** Start of TEXT SECTION **

In former evacuation zones of the Fukushima nuclear disaster, although the government of Japan pronounced it safe to resume normal life, some returnees found such a life elusive. To make life possible on their once-abandoned land, they decided to tackle radiation in their own ways. This essay presents the story of a farmer and a group of citizen scientists who practiced the decontamination of their lands and monitoring to grapple with the uncertainties of lingering radioactivity after the disruption of the nuclear fallout.
The village of Iitate is located in the Abukuma mountain range in Fukushima prefecture, 50 kilometres northwest of the Fukushima Daiichi Nuclear Power Plant. Three-quarters of the village occupies forested land at an average altitude of 450 m. It was home to a population of 6,000 people who were scattered over 250 square km of mountainous, forested terrain. For subsistence, villagers produced rice, vegetables, and flowers while raising cattle for beef and milk. Beginning in April 2011, the Japanese government imposed an evacuation order on the entire village, until the Ministry of the Environment proclaimed that Iitate had been “decontaminated” and villagers were “safe” to return, in 2017.
Before my first visit in the summer of 2015, I had thought that Iitate would be ruined like the ghost towns close to Chernobyl, where a precarious life had awaited the returnees. Nonetheless, on 9 February 2020, Japan’s Minister of the Environment paid a visit to an experimental greenhouse that had used contaminated soil to grow flowers, and met a group of villagers in Iitate’s renovated town hall to listen to their “hope to returning homeland.” Nine years after the nuclear disaster, the Japanese government tries to show that all previously forced evacuated zones are decontaminated, and people are safe to resume lives in their once abandoned homes.

** End of TEXT SECTION **
** Start of INFORMATION GIVEN **

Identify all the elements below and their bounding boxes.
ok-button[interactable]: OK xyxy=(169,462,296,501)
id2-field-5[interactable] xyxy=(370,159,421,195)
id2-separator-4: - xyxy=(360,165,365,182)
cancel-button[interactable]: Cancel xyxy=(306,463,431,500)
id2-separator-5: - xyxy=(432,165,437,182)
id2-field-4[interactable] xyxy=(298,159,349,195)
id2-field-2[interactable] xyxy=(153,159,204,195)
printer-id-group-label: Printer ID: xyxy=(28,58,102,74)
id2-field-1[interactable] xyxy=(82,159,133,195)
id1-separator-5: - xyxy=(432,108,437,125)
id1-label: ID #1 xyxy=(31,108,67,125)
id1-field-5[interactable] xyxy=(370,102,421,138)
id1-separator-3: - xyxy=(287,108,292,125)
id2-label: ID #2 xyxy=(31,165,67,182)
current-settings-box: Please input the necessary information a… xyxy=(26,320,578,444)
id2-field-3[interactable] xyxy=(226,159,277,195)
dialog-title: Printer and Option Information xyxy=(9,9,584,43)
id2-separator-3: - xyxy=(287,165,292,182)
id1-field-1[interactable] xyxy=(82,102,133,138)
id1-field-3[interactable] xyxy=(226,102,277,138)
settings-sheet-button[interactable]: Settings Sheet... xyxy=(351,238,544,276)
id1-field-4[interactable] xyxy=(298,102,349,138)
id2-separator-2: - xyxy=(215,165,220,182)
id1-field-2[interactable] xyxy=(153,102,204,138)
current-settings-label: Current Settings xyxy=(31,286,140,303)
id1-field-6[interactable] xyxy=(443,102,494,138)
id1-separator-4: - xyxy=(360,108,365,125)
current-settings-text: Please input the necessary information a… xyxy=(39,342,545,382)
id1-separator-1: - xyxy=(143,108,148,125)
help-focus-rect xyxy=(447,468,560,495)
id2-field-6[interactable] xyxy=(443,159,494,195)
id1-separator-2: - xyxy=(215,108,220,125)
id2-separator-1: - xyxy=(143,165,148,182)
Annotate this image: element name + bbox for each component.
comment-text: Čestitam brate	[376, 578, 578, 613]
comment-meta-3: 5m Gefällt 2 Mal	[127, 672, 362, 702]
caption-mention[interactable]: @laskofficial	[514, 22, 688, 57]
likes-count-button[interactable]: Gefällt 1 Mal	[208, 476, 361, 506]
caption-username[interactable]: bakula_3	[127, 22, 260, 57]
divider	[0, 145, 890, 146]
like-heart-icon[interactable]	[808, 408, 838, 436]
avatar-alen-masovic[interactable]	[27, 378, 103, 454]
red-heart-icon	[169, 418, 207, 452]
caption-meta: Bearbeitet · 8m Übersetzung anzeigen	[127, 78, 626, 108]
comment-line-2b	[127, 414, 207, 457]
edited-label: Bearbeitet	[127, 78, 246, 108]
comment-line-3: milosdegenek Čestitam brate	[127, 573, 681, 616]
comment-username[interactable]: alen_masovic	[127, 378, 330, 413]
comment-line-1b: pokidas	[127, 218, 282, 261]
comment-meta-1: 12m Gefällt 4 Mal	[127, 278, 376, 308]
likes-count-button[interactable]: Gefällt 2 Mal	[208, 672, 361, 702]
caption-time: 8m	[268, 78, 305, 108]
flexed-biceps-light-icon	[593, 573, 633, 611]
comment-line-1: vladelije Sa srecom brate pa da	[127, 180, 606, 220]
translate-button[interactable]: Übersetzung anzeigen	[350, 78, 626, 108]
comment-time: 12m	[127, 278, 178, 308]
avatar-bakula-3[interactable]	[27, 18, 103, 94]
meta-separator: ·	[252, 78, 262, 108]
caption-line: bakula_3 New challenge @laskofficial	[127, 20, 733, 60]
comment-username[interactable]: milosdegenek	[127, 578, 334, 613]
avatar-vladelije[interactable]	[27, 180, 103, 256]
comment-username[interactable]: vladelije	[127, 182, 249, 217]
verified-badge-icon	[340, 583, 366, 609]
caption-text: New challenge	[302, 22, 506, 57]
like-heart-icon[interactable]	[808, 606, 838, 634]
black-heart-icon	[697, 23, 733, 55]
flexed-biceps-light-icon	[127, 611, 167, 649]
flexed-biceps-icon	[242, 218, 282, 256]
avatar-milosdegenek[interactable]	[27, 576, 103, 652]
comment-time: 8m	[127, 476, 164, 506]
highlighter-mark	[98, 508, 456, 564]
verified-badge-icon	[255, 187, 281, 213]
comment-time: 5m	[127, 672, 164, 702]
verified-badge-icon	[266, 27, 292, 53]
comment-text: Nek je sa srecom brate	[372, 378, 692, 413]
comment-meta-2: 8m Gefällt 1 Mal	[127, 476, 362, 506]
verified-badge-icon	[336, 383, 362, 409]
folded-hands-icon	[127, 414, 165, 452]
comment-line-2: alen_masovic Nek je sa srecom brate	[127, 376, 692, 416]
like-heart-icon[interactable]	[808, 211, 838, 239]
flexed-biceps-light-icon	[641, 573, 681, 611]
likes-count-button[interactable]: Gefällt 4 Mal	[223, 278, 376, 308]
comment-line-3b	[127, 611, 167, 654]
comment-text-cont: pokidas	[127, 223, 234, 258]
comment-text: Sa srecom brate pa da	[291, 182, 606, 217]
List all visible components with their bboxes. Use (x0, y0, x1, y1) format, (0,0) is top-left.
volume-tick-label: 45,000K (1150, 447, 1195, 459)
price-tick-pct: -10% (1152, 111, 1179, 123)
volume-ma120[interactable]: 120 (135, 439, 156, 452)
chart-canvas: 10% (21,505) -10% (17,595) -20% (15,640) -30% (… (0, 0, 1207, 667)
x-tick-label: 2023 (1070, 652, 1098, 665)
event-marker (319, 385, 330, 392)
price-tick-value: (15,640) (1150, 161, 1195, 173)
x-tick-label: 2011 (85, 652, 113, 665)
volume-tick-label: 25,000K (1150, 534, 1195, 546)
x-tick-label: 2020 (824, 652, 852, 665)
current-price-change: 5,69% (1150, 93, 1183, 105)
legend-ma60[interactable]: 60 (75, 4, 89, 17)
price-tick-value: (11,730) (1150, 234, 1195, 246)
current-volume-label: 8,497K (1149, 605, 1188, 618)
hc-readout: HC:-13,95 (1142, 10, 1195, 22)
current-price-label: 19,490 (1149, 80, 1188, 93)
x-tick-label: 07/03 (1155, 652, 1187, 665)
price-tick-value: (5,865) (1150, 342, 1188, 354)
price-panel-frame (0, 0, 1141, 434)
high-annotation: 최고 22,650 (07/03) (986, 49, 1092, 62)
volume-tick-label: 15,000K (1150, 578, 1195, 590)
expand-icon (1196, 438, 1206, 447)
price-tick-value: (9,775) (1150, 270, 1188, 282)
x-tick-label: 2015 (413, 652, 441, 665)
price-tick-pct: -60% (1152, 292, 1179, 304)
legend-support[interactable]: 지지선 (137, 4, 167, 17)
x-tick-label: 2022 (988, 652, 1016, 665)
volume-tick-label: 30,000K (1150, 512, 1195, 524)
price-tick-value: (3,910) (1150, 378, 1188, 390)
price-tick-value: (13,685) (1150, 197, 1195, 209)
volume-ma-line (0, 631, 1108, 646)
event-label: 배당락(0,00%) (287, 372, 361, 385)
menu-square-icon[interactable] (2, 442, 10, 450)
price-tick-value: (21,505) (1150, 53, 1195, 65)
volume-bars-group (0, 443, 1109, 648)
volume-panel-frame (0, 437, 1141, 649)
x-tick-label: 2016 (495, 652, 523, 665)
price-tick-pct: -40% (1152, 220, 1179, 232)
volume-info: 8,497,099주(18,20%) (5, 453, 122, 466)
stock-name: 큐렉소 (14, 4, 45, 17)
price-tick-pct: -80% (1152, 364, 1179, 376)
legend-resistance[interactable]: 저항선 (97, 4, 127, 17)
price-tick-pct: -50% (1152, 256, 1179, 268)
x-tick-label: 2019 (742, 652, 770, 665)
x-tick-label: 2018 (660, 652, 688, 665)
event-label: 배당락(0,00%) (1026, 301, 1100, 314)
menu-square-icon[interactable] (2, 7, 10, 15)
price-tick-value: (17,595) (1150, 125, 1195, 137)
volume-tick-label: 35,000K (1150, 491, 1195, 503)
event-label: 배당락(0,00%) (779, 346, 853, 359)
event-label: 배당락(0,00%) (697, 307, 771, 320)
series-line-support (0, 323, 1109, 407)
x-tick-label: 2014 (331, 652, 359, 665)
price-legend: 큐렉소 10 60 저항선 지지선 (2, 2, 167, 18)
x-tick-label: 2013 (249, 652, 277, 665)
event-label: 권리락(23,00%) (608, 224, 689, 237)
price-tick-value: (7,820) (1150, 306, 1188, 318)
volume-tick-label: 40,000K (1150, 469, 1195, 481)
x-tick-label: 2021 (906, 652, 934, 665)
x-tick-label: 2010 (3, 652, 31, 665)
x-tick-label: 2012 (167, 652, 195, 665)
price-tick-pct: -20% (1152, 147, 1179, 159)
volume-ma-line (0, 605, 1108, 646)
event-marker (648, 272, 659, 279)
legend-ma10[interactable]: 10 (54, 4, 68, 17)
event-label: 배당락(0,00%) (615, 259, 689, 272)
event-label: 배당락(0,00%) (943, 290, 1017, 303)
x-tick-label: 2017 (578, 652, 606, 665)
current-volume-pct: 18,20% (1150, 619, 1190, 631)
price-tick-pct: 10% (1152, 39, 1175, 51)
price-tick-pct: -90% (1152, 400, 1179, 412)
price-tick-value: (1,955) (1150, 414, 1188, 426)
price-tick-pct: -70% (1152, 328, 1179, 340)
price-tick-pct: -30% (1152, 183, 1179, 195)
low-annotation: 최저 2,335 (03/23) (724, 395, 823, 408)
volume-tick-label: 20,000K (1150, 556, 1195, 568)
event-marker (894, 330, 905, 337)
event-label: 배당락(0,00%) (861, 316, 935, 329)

** End of INFORMATION GIVEN **

# [REQUESTS]
#1 In the essay on Iitate, how far is the village from the Fukushima Daiichi Nuclear Power Plant, and in which direction?
#2 Copy the records word for word, beginning with their first line and continuing through the line that contains "408, 838, 436]".

# [ANSWER SET]
#1 50 km northwest of the plant.

#2
Identify all the elements below and their bounding boxes.
ok-button[interactable]: OK xyxy=(169,462,296,501)
id2-field-5[interactable] xyxy=(370,159,421,195)
id2-separator-4: - xyxy=(360,165,365,182)
cancel-button[interactable]: Cancel xyxy=(306,463,431,500)
id2-separator-5: - xyxy=(432,165,437,182)
id2-field-4[interactable] xyxy=(298,159,349,195)
id2-field-2[interactable] xyxy=(153,159,204,195)
printer-id-group-label: Printer ID: xyxy=(28,58,102,74)
id2-field-1[interactable] xyxy=(82,159,133,195)
id1-separator-5: - xyxy=(432,108,437,125)
id1-label: ID #1 xyxy=(31,108,67,125)
id1-field-5[interactable] xyxy=(370,102,421,138)
id1-separator-3: - xyxy=(287,108,292,125)
id2-label: ID #2 xyxy=(31,165,67,182)
current-settings-box: Please input the necessary information a… xyxy=(26,320,578,444)
id2-field-3[interactable] xyxy=(226,159,277,195)
dialog-title: Printer and Option Information xyxy=(9,9,584,43)
id2-separator-3: - xyxy=(287,165,292,182)
id1-field-1[interactable] xyxy=(82,102,133,138)
id1-field-3[interactable] xyxy=(226,102,277,138)
settings-sheet-button[interactable]: Settings Sheet... xyxy=(351,238,544,276)
id1-field-4[interactable] xyxy=(298,102,349,138)
id2-separator-2: - xyxy=(215,165,220,182)
id1-field-2[interactable] xyxy=(153,102,204,138)
current-settings-label: Current Settings xyxy=(31,286,140,303)
id1-field-6[interactable] xyxy=(443,102,494,138)
id1-separator-4: - xyxy=(360,108,365,125)
current-settings-text: Please input the necessary information a… xyxy=(39,342,545,382)
id1-separator-1: - xyxy=(143,108,148,125)
help-focus-rect xyxy=(447,468,560,495)
id2-field-6[interactable] xyxy=(443,159,494,195)
id1-separator-2: - xyxy=(215,108,220,125)
id2-separator-1: - xyxy=(143,165,148,182)
Annotate this image: element name + bbox for each component.
comment-text: Čestitam brate	[376, 578, 578, 613]
comment-meta-3: 5m Gefällt 2 Mal	[127, 672, 362, 702]
caption-mention[interactable]: @laskofficial	[514, 22, 688, 57]
likes-count-button[interactable]: Gefällt 1 Mal	[208, 476, 361, 506]
caption-username[interactable]: bakula_3	[127, 22, 260, 57]
divider	[0, 145, 890, 146]
like-heart-icon[interactable]	[808, 408, 838, 436]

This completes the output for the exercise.